* BEGIN DATASET ROWS *

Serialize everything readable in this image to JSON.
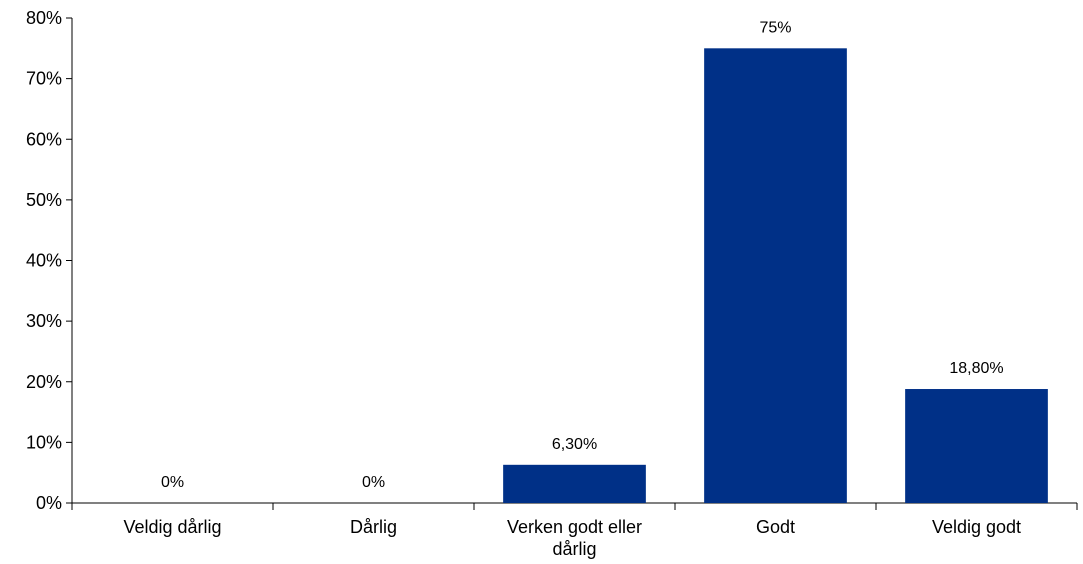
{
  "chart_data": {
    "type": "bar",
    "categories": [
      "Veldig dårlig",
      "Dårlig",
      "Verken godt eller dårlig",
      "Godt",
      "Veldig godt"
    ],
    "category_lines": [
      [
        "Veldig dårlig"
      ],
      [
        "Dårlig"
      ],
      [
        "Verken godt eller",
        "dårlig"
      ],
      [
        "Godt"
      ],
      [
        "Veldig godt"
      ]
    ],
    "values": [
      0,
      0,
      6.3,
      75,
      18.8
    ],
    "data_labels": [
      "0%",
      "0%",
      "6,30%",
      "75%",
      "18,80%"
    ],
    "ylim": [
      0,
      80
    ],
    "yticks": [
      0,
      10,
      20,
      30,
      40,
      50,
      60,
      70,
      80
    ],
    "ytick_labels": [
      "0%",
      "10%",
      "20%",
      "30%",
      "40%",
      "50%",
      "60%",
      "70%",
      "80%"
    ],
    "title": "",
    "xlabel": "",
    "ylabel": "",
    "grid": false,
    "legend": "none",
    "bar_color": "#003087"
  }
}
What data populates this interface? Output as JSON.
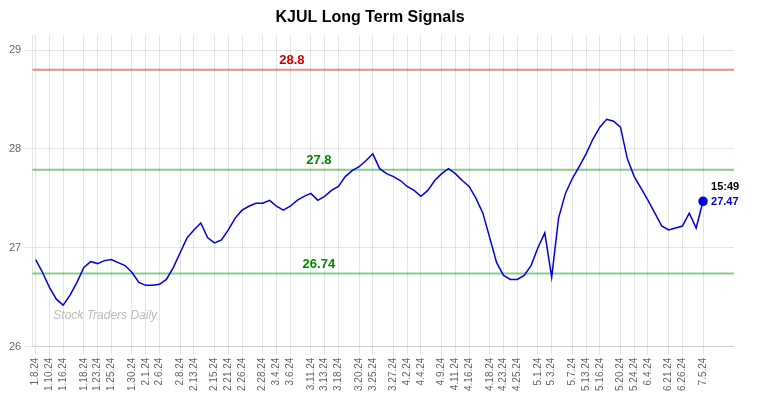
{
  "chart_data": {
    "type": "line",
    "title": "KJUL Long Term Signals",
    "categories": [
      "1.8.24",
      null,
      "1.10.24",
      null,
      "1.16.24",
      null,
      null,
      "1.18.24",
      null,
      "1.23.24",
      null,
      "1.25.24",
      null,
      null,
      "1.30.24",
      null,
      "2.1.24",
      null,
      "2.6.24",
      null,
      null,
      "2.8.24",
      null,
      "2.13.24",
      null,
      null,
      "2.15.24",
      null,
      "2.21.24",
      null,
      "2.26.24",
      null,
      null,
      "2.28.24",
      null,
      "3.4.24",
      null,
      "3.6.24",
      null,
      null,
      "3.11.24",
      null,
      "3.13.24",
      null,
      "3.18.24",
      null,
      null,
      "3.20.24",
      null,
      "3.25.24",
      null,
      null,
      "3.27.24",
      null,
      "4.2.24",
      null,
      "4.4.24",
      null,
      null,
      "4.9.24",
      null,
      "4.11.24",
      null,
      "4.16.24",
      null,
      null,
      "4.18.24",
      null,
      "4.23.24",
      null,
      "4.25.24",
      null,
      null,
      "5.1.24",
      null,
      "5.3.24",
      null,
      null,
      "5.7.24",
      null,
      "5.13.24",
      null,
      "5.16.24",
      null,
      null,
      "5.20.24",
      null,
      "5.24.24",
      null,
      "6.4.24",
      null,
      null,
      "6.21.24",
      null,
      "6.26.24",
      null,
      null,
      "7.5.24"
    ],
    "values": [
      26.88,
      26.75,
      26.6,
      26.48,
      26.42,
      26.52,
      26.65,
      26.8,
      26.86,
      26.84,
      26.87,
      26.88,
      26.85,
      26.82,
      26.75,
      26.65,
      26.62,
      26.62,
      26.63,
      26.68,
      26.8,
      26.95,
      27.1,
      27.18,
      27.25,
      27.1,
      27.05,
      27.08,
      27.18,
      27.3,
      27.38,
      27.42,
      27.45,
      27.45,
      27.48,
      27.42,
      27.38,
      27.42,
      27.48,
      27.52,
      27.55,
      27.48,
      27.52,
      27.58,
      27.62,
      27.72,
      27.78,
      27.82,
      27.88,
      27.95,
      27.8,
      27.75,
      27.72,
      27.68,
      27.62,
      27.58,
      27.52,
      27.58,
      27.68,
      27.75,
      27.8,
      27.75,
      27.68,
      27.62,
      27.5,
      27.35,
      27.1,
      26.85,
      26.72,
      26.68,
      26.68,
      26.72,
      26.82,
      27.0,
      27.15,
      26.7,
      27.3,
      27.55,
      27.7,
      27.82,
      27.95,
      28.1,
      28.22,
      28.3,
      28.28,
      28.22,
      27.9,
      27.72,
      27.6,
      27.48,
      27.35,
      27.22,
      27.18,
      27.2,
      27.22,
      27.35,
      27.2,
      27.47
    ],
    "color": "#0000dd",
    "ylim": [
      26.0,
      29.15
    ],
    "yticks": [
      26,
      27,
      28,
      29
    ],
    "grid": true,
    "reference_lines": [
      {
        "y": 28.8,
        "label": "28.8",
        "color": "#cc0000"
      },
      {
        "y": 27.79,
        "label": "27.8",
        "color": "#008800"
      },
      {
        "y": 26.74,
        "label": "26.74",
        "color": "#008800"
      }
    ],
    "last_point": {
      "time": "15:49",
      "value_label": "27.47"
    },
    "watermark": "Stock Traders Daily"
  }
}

* END DATASET ROWS *

§ WHAT TO PRODUCE
Look through the listing above. Pick out each line with "eller" and copy it.

§ FULL RESPONSE
      "Verken godt eller dårlig",
        "Verken godt eller",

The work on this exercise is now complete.